(Records from a data source)

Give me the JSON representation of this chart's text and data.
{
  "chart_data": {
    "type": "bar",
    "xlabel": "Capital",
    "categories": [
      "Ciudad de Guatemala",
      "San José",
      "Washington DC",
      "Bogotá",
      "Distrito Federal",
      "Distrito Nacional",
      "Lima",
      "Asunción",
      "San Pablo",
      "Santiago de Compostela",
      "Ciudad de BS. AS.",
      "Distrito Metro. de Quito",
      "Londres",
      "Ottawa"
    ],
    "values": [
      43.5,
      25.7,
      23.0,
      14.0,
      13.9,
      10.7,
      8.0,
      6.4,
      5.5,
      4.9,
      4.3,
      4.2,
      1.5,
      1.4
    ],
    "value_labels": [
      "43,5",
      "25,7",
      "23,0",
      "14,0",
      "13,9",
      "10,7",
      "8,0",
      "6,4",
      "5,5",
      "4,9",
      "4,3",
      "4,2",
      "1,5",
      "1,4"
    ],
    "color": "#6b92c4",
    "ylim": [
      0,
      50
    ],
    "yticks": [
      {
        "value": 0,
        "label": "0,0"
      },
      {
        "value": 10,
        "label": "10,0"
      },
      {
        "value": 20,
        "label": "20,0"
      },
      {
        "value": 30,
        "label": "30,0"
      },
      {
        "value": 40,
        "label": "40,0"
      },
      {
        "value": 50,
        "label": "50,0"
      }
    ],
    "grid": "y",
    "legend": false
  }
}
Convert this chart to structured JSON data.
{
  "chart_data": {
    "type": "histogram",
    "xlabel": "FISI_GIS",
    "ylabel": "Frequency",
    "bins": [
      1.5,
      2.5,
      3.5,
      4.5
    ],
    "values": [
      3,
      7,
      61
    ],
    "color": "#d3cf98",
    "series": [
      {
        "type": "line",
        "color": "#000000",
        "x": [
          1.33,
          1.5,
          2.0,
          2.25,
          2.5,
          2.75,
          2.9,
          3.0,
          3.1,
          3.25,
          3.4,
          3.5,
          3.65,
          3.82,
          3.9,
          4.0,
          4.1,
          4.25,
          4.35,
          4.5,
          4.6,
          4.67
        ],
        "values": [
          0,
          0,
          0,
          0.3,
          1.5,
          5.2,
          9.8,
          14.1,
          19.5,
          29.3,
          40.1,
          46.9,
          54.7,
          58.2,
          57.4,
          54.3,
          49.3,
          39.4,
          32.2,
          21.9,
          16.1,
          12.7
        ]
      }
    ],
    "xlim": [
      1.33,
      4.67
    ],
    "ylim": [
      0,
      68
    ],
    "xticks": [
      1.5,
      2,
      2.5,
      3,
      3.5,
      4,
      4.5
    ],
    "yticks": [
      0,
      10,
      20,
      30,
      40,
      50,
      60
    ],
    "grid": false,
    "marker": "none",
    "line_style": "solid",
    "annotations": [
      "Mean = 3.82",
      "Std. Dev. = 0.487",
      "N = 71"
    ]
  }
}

THE REQUEST
From the data, list each line in which the string "JSON" appears.

RESPONSE TO THIS EXERCISE
Give me the JSON representation of this chart's text and data.
Convert this chart to structured JSON data.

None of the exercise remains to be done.